**RECORD SET:**
---+---
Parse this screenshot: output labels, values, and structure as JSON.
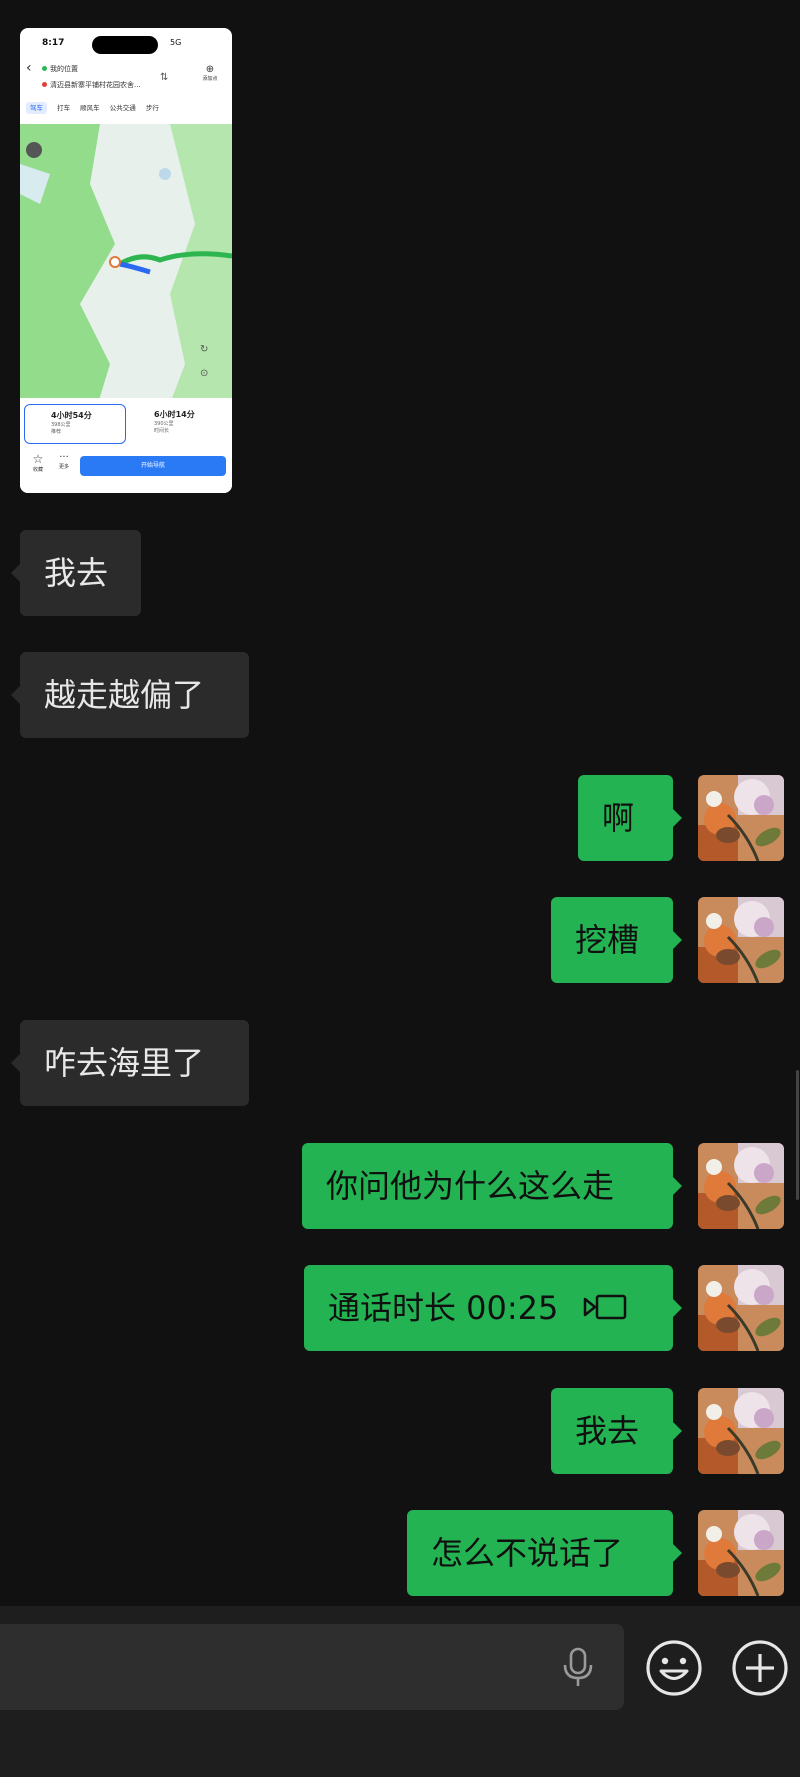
{
  "thumbnail": {
    "status_time": "8:17",
    "status_signal": "5G",
    "from_label": "我的位置",
    "to_label": "清迈县新寨平铺村花园农舍...",
    "add_label": "添加点",
    "modes": [
      "驾车",
      "打车",
      "顺风车",
      "公共交通",
      "步行"
    ],
    "route1_time": "4小时54分",
    "route1_dist": "398公里",
    "route1_tag": "推荐",
    "route2_time": "6小时14分",
    "route2_dist": "390公里",
    "route2_tag": "时间长",
    "fav_label": "收藏",
    "more_label": "更多",
    "go_label": "开始导航",
    "colors": {
      "route_green": "#2db550",
      "route_blue": "#2a6af0",
      "map_green": "#8fd98a"
    }
  },
  "messages": [
    {
      "side": "received",
      "text": "我去"
    },
    {
      "side": "received",
      "text": "越走越偏了"
    },
    {
      "side": "sent",
      "text": "啊"
    },
    {
      "side": "sent",
      "text": "挖槽"
    },
    {
      "side": "received",
      "text": "咋去海里了"
    },
    {
      "side": "sent",
      "text": "你问他为什么这么走"
    },
    {
      "side": "sent",
      "text": "通话时长 00:25",
      "icon": "video-call-icon"
    },
    {
      "side": "sent",
      "text": "我去"
    },
    {
      "side": "sent",
      "text": "怎么不说话了"
    }
  ],
  "input_bar": {
    "value": "",
    "icons": [
      "microphone-icon",
      "emoji-icon",
      "plus-icon"
    ]
  },
  "colors": {
    "background": "#111111",
    "received_bubble": "#2b2b2b",
    "sent_bubble": "#24b353",
    "bottom_bar": "#1e1e1e"
  }
}
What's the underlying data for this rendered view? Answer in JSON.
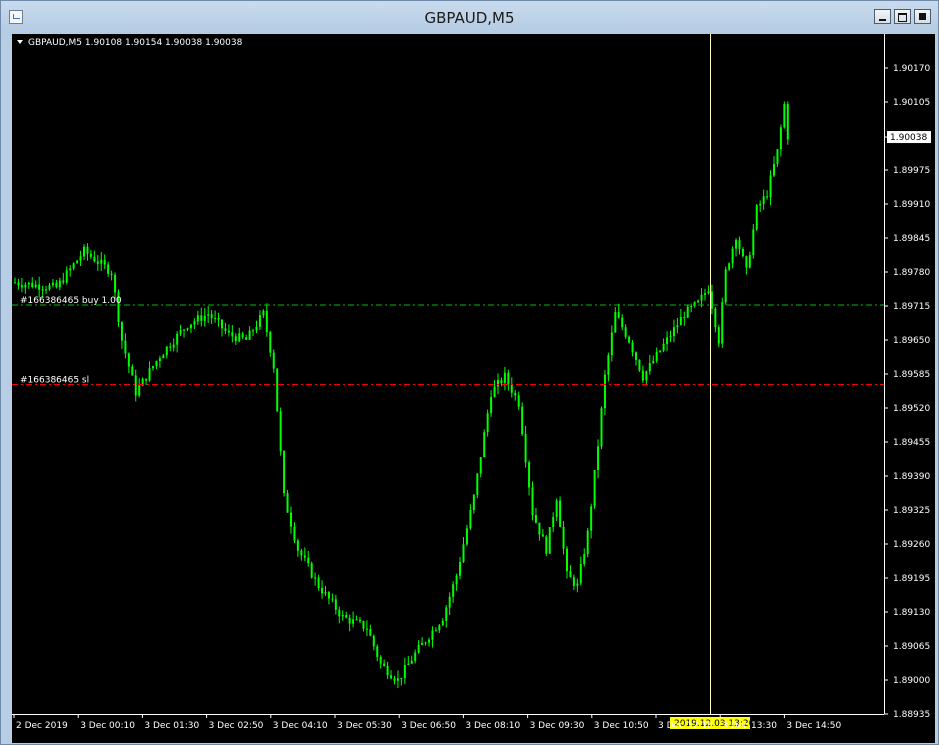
{
  "window": {
    "title": "GBPAUD,M5",
    "icon": "chart-window-icon",
    "buttons": [
      "minimize-icon",
      "restore-icon",
      "close-icon"
    ]
  },
  "chart_info": {
    "text": "GBPAUD,M5  1.90108 1.90154 1.90038 1.90038"
  },
  "colors": {
    "background": "#000000",
    "candle": "#00ff00",
    "buy_line": "#00c000",
    "sl_line": "#ff0000",
    "crosshair": "#ffffc0",
    "time_badge_bg": "#ffff00"
  },
  "price_axis": {
    "labels": [
      "1.90170",
      "1.90105",
      "1.90038",
      "1.89975",
      "1.89910",
      "1.89845",
      "1.89780",
      "1.89715",
      "1.89650",
      "1.89585",
      "1.89520",
      "1.89455",
      "1.89390",
      "1.89325",
      "1.89260",
      "1.89195",
      "1.89130",
      "1.89065",
      "1.89000",
      "1.88935"
    ],
    "current_price": "1.90038"
  },
  "time_axis": {
    "labels": [
      "2 Dec 2019",
      "3 Dec 00:10",
      "3 Dec 01:30",
      "3 Dec 02:50",
      "3 Dec 04:10",
      "3 Dec 05:30",
      "3 Dec 06:50",
      "3 Dec 08:10",
      "3 Dec 09:30",
      "3 Dec 10:50",
      "3 Dec 12:10",
      "3 Dec 13:30",
      "3 Dec 14:50"
    ],
    "crosshair_time": "2019.12.03 13:20"
  },
  "orders": {
    "buy_label": "#166386465 buy 1.00",
    "buy_price": 1.89717,
    "sl_label": "#166386465 sl",
    "sl_price": 1.89565
  },
  "chart_data": {
    "type": "candlestick",
    "symbol": "GBPAUD",
    "timeframe": "M5",
    "ylim": [
      1.88935,
      1.90235
    ],
    "keypoints_close": [
      [
        0,
        1.8976
      ],
      [
        12,
        1.8975
      ],
      [
        20,
        1.8982
      ],
      [
        28,
        1.8978
      ],
      [
        31,
        1.8965
      ],
      [
        35,
        1.8955
      ],
      [
        42,
        1.8962
      ],
      [
        50,
        1.8968
      ],
      [
        56,
        1.897
      ],
      [
        62,
        1.8966
      ],
      [
        67,
        1.8965
      ],
      [
        72,
        1.897
      ],
      [
        75,
        1.896
      ],
      [
        78,
        1.8935
      ],
      [
        82,
        1.8925
      ],
      [
        88,
        1.8918
      ],
      [
        95,
        1.8912
      ],
      [
        102,
        1.891
      ],
      [
        106,
        1.8903
      ],
      [
        111,
        1.89
      ],
      [
        116,
        1.8905
      ],
      [
        124,
        1.8912
      ],
      [
        128,
        1.892
      ],
      [
        133,
        1.8935
      ],
      [
        138,
        1.8955
      ],
      [
        142,
        1.8958
      ],
      [
        146,
        1.8953
      ],
      [
        150,
        1.8932
      ],
      [
        154,
        1.8925
      ],
      [
        157,
        1.8935
      ],
      [
        160,
        1.892
      ],
      [
        163,
        1.8918
      ],
      [
        166,
        1.8928
      ],
      [
        169,
        1.8945
      ],
      [
        171,
        1.8958
      ],
      [
        174,
        1.897
      ],
      [
        178,
        1.8965
      ],
      [
        182,
        1.8958
      ],
      [
        186,
        1.8962
      ],
      [
        190,
        1.8966
      ],
      [
        194,
        1.897
      ],
      [
        198,
        1.8972
      ],
      [
        201,
        1.8975
      ],
      [
        204,
        1.8965
      ],
      [
        206,
        1.8978
      ],
      [
        209,
        1.8985
      ],
      [
        212,
        1.8978
      ],
      [
        215,
        1.899
      ],
      [
        218,
        1.8993
      ],
      [
        221,
        1.9001
      ],
      [
        223,
        1.901
      ],
      [
        224,
        1.9004
      ]
    ]
  }
}
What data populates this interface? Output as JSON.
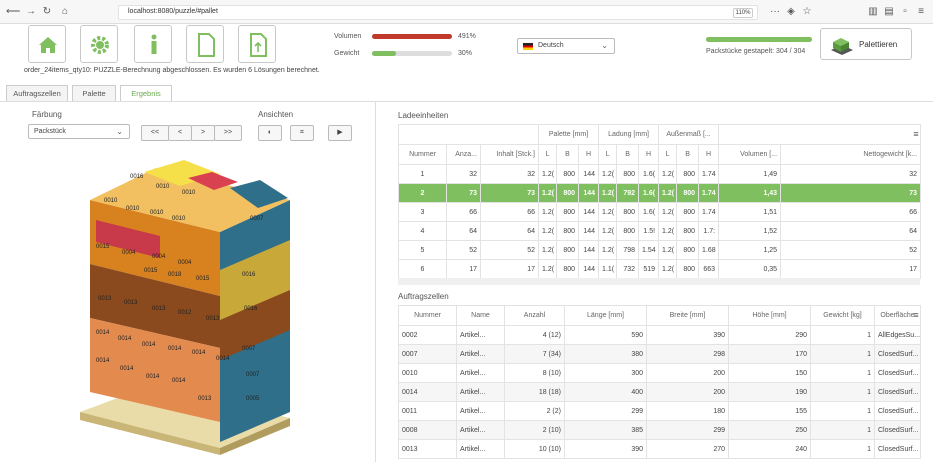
---+---
**THE REQUEST:** Each entry above is to be written out again unchanged, apart from the pictures, which are left out.

**THE RESPONSE:**
Parse this screenshot: output labels, values, and structure as JSON.
{
  "thumbnail": {
    "status_time": "8:17",
    "status_signal": "5G",
    "from_label": "我的位置",
    "to_label": "清迈县新寨平铺村花园农舍...",
    "add_label": "添加点",
    "modes": [
      "驾车",
      "打车",
      "顺风车",
      "公共交通",
      "步行"
    ],
    "route1_time": "4小时54分",
    "route1_dist": "398公里",
    "route1_tag": "推荐",
    "route2_time": "6小时14分",
    "route2_dist": "390公里",
    "route2_tag": "时间长",
    "fav_label": "收藏",
    "more_label": "更多",
    "go_label": "开始导航",
    "colors": {
      "route_green": "#2db550",
      "route_blue": "#2a6af0",
      "map_green": "#8fd98a"
    }
  },
  "messages": [
    {
      "side": "received",
      "text": "我去"
    },
    {
      "side": "received",
      "text": "越走越偏了"
    },
    {
      "side": "sent",
      "text": "啊"
    },
    {
      "side": "sent",
      "text": "挖槽"
    },
    {
      "side": "received",
      "text": "咋去海里了"
    },
    {
      "side": "sent",
      "text": "你问他为什么这么走"
    },
    {
      "side": "sent",
      "text": "通话时长 00:25",
      "icon": "video-call-icon"
    },
    {
      "side": "sent",
      "text": "我去"
    },
    {
      "side": "sent",
      "text": "怎么不说话了"
    }
  ],
  "input_bar": {
    "value": "",
    "icons": [
      "microphone-icon",
      "emoji-icon",
      "plus-icon"
    ]
  },
  "colors": {
    "background": "#111111",
    "received_bubble": "#2b2b2b",
    "sent_bubble": "#24b353",
    "bottom_bar": "#1e1e1e"
  }
}
What's the underlying data for this rendered view? Answer in JSON.
{
  "window": {
    "title": "GBPAUD,M5",
    "icon": "chart-window-icon",
    "buttons": [
      "minimize-icon",
      "restore-icon",
      "close-icon"
    ]
  },
  "chart_info": {
    "text": "GBPAUD,M5  1.90108 1.90154 1.90038 1.90038"
  },
  "colors": {
    "background": "#000000",
    "candle": "#00ff00",
    "buy_line": "#00c000",
    "sl_line": "#ff0000",
    "crosshair": "#ffffc0",
    "time_badge_bg": "#ffff00"
  },
  "price_axis": {
    "labels": [
      "1.90170",
      "1.90105",
      "1.90038",
      "1.89975",
      "1.89910",
      "1.89845",
      "1.89780",
      "1.89715",
      "1.89650",
      "1.89585",
      "1.89520",
      "1.89455",
      "1.89390",
      "1.89325",
      "1.89260",
      "1.89195",
      "1.89130",
      "1.89065",
      "1.89000",
      "1.88935"
    ],
    "current_price": "1.90038"
  },
  "time_axis": {
    "labels": [
      "2 Dec 2019",
      "3 Dec 00:10",
      "3 Dec 01:30",
      "3 Dec 02:50",
      "3 Dec 04:10",
      "3 Dec 05:30",
      "3 Dec 06:50",
      "3 Dec 08:10",
      "3 Dec 09:30",
      "3 Dec 10:50",
      "3 Dec 12:10",
      "3 Dec 13:30",
      "3 Dec 14:50"
    ],
    "crosshair_time": "2019.12.03 13:20"
  },
  "orders": {
    "buy_label": "#166386465 buy 1.00",
    "buy_price": 1.89717,
    "sl_label": "#166386465 sl",
    "sl_price": 1.89565
  },
  "chart_data": {
    "type": "candlestick",
    "symbol": "GBPAUD",
    "timeframe": "M5",
    "ylim": [
      1.88935,
      1.90235
    ],
    "keypoints_close": [
      [
        0,
        1.8976
      ],
      [
        12,
        1.8975
      ],
      [
        20,
        1.8982
      ],
      [
        28,
        1.8978
      ],
      [
        31,
        1.8965
      ],
      [
        35,
        1.8955
      ],
      [
        42,
        1.8962
      ],
      [
        50,
        1.8968
      ],
      [
        56,
        1.897
      ],
      [
        62,
        1.8966
      ],
      [
        67,
        1.8965
      ],
      [
        72,
        1.897
      ],
      [
        75,
        1.896
      ],
      [
        78,
        1.8935
      ],
      [
        82,
        1.8925
      ],
      [
        88,
        1.8918
      ],
      [
        95,
        1.8912
      ],
      [
        102,
        1.891
      ],
      [
        106,
        1.8903
      ],
      [
        111,
        1.89
      ],
      [
        116,
        1.8905
      ],
      [
        124,
        1.8912
      ],
      [
        128,
        1.892
      ],
      [
        133,
        1.8935
      ],
      [
        138,
        1.8955
      ],
      [
        142,
        1.8958
      ],
      [
        146,
        1.8953
      ],
      [
        150,
        1.8932
      ],
      [
        154,
        1.8925
      ],
      [
        157,
        1.8935
      ],
      [
        160,
        1.892
      ],
      [
        163,
        1.8918
      ],
      [
        166,
        1.8928
      ],
      [
        169,
        1.8945
      ],
      [
        171,
        1.8958
      ],
      [
        174,
        1.897
      ],
      [
        178,
        1.8965
      ],
      [
        182,
        1.8958
      ],
      [
        186,
        1.8962
      ],
      [
        190,
        1.8966
      ],
      [
        194,
        1.897
      ],
      [
        198,
        1.8972
      ],
      [
        201,
        1.8975
      ],
      [
        204,
        1.8965
      ],
      [
        206,
        1.8978
      ],
      [
        209,
        1.8985
      ],
      [
        212,
        1.8978
      ],
      [
        215,
        1.899
      ],
      [
        218,
        1.8993
      ],
      [
        221,
        1.9001
      ],
      [
        223,
        1.901
      ],
      [
        224,
        1.9004
      ]
    ]
  }
}
What data populates this interface? Output as JSON.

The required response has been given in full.